- **原文节选**:
· · · ·
21. (10 分)如图,点 B,C 在线段 AD 的异侧,E,F 分别是线段 AB,CD 上的点,且∠AEG = ∠AGE,∠DCG = ∠DGC.
(1)求证:AB//CD;
(2)若∠AGE + ∠AHF = 180°,且∠BFC - 30° = 2∠C,求∠B 的度数.
答案:21.(1)
∵∠AGE = ∠DGC,∠AEG = ∠AGE,∠DCG = ∠DGC,
∴∠AEG = ∠DCG.
∴AB//CD (2)
∵∠AGE = ∠DGC,∠AGE + ∠AHF = 180°,
∴∠DGC + ∠AHF = 180°.
∴BF//EC.
∴∠BFC + ∠C = 180°.
∵∠BFC - 30° = 2∠C,
∴∠BFC = 2∠C + 30°.
∴2∠C + 30° + ∠C = 180°.
∴∠C = 50°.
∴∠BFC = 130°.
∵AB//CD,
∴∠B + ∠BFC = 180°.
∴∠B = 50°
22. (10 分)已知 A 是直线 HD 上一点,C 是直线 GE 上一点,B 是直线 HD,GE 之间的一点,∠HAB + ∠BCG = ∠ABC.
(1)如图①,求证:AD//CE.
(2)如图②,作∠BCF = ∠BCG,CF 与∠BAH 的平分线交于点 F. 若 α + β = 40°,求∠B + ∠F 的度数.
(3)如图③,CR 平分∠BCG,BN 平分∠ABC,BM//CR. 若∠HAB = 50°,求∠NBM 的度数.
答案:22.(1)如图,过点B作BP//AD.
∴∠ABP = ∠HAB.
∵∠ABC = ∠ABP + ∠CBP,∠ABC = ∠HAB + ∠BCG,
∴∠CBP = ∠BCG.
∴BP//CE.
∴AD//CE (2)
∵AF平分∠HAB,
∴∠HAF = ∠FAB = β.
∴∠HAB = 2∠FAB = 2β.
∵∠BCF = ∠BCG = α,
∴∠FCG = 2∠FCB = 2α.
∵∠B = ∠HAB + ∠BCG,
∴易得∠F = ∠HAF + ∠FCG.
∵α + β = 40°,
∴∠B + ∠F = ∠HAB + ∠BCG + ∠HAF + ∠FCG = 2β + α + β + 2α = 3α + 3β = 3(α + β) = 120° (3)
∵CR平分∠BCG,BN平分∠ABC,
∴∠BCG = 2∠BCR,∠ABC = 2∠NBC.
∵BM//CR,
∴∠BCR = ∠MBC.
∴∠BCG = 2∠MBC.
∵∠HAB + ∠BCG = ∠ABC,
∴∠HAB = ∠ABC - ∠BCG = 2∠NBC - 2∠MBC = 2(∠NBC - ∠MBC) = 2∠NBM.
∵∠HAB = 50°,
∴∠NBM = $\frac{1}{2}$∠HAB = 25°
· · · ·
- **所给数据**:
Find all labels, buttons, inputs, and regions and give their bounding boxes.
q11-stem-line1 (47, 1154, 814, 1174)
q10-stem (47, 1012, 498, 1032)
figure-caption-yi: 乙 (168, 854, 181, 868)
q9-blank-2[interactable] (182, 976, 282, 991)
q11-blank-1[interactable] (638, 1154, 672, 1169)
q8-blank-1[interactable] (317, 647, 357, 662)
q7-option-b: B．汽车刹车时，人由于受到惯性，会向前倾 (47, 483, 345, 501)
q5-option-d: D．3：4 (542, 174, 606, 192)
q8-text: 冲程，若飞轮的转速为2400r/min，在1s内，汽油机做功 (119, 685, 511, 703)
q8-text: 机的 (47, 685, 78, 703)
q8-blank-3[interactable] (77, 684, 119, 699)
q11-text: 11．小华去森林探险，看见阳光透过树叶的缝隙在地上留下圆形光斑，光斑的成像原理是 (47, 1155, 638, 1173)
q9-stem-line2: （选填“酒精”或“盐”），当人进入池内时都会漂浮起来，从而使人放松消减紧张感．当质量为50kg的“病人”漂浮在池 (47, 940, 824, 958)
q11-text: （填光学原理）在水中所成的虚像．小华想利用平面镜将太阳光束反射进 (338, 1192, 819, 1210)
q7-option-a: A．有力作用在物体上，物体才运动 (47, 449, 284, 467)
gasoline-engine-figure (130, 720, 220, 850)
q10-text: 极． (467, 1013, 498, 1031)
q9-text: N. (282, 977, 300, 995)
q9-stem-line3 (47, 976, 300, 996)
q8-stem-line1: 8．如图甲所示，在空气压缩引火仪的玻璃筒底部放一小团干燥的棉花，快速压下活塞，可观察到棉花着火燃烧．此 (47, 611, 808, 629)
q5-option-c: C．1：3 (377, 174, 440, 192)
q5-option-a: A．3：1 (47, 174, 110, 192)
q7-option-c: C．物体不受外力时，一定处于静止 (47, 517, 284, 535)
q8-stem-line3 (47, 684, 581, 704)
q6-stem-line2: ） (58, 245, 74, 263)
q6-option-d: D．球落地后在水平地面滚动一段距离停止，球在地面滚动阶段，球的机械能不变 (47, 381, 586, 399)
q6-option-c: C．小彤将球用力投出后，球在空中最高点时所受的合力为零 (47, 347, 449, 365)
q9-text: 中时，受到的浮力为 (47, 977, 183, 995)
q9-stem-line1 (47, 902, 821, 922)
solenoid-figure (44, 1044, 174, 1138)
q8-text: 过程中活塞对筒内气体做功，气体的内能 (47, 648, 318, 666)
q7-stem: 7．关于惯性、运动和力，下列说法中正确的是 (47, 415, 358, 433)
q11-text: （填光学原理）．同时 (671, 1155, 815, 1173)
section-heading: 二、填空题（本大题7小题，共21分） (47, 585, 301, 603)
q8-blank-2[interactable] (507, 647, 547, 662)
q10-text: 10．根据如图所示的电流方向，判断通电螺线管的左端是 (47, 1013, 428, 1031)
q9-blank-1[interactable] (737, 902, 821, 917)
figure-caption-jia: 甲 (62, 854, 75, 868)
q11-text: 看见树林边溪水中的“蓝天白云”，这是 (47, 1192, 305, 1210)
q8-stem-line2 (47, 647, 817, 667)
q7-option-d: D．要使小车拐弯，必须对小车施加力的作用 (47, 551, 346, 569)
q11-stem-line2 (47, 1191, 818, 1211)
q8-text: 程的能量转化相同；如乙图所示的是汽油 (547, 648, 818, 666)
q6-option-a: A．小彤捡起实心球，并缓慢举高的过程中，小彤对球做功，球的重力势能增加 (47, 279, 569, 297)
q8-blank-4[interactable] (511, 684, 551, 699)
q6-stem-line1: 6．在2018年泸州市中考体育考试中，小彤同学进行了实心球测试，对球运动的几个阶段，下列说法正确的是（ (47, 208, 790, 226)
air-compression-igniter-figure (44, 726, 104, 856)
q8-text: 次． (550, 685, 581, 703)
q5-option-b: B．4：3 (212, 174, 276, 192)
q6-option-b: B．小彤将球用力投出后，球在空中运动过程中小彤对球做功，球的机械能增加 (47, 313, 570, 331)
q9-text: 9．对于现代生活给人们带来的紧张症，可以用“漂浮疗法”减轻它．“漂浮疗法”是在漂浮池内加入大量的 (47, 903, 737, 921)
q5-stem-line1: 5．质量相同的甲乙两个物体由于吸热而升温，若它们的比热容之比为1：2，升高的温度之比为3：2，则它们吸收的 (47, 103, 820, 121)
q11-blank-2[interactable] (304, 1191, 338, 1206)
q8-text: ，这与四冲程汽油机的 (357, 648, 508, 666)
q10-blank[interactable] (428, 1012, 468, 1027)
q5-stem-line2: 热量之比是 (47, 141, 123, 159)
· · · ·
- **任务目标 A**:
请照录这段几何题解答中的一段原文：从含有“(2)如图②,作∠BCF = ∠BCG,CF”的语句开始，抄到“2∠FAB = 2β.”为止。
- **任务目标 B**:
请从清单开头起提取各行，至含有“q11-text: （填光学原理）．同时 (671, 1155, 815, 1173)”的那一行为止（首尾两行均包括在内），逐字照录，不得增删。
这段几何题解答与清单内容互不相关。

- **参考答案 A**:
(2)如图②,作∠BCF = ∠BCG,CF 与∠BAH 的平分线交于点 F. 若 α + β = 40°,求∠B + ∠F 的度数.
(3)如图③,CR 平分∠BCG,BN 平分∠ABC,BM//CR. 若∠HAB = 50°,求∠NBM 的度数.
答案:22.(1)如图,过点B作BP//AD.
∴∠ABP = ∠HAB.
∵∠ABC = ∠ABP + ∠CBP,∠ABC = ∠HAB + ∠BCG,
∴∠CBP = ∠BCG.
∴BP//CE.
∴AD//CE (2)
∵AF平分∠HAB,
∴∠HAF = ∠FAB = β.
∴∠HAB = 2∠FAB = 2β.

- **参考答案 B**:
Find all labels, buttons, inputs, and regions and give their bounding boxes.
q11-stem-line1 (47, 1154, 814, 1174)
q10-stem (47, 1012, 498, 1032)
figure-caption-yi: 乙 (168, 854, 181, 868)
q9-blank-2[interactable] (182, 976, 282, 991)
q11-blank-1[interactable] (638, 1154, 672, 1169)
q8-blank-1[interactable] (317, 647, 357, 662)
q7-option-b: B．汽车刹车时，人由于受到惯性，会向前倾 (47, 483, 345, 501)
q5-option-d: D．3：4 (542, 174, 606, 192)
q8-text: 冲程，若飞轮的转速为2400r/min，在1s内，汽油机做功 (119, 685, 511, 703)
q8-text: 机的 (47, 685, 78, 703)
q8-blank-3[interactable] (77, 684, 119, 699)
q11-text: 11．小华去森林探险，看见阳光透过树叶的缝隙在地上留下圆形光斑，光斑的成像原理是 (47, 1155, 638, 1173)
q9-stem-line2: （选填“酒精”或“盐”），当人进入池内时都会漂浮起来，从而使人放松消减紧张感．当质量为50kg的“病人”漂浮在池 (47, 940, 824, 958)
q11-text: （填光学原理）在水中所成的虚像．小华想利用平面镜将太阳光束反射进 (338, 1192, 819, 1210)
q7-option-a: A．有力作用在物体上，物体才运动 (47, 449, 284, 467)
gasoline-engine-figure (130, 720, 220, 850)
q10-text: 极． (467, 1013, 498, 1031)
q9-text: N. (282, 977, 300, 995)
q9-stem-line3 (47, 976, 300, 996)
q8-stem-line1: 8．如图甲所示，在空气压缩引火仪的玻璃筒底部放一小团干燥的棉花，快速压下活塞，可观察到棉花着火燃烧．此 (47, 611, 808, 629)
q5-option-c: C．1：3 (377, 174, 440, 192)
q5-option-a: A．3：1 (47, 174, 110, 192)
q7-option-c: C．物体不受外力时，一定处于静止 (47, 517, 284, 535)
q8-stem-line3 (47, 684, 581, 704)
q6-stem-line2: ） (58, 245, 74, 263)
q6-option-d: D．球落地后在水平地面滚动一段距离停止，球在地面滚动阶段，球的机械能不变 (47, 381, 586, 399)
q6-option-c: C．小彤将球用力投出后，球在空中最高点时所受的合力为零 (47, 347, 449, 365)
q9-text: 中时，受到的浮力为 (47, 977, 183, 995)
q9-stem-line1 (47, 902, 821, 922)
solenoid-figure (44, 1044, 174, 1138)
q8-text: 过程中活塞对筒内气体做功，气体的内能 (47, 648, 318, 666)
q7-stem: 7．关于惯性、运动和力，下列说法中正确的是 (47, 415, 358, 433)
q11-text: （填光学原理）．同时 (671, 1155, 815, 1173)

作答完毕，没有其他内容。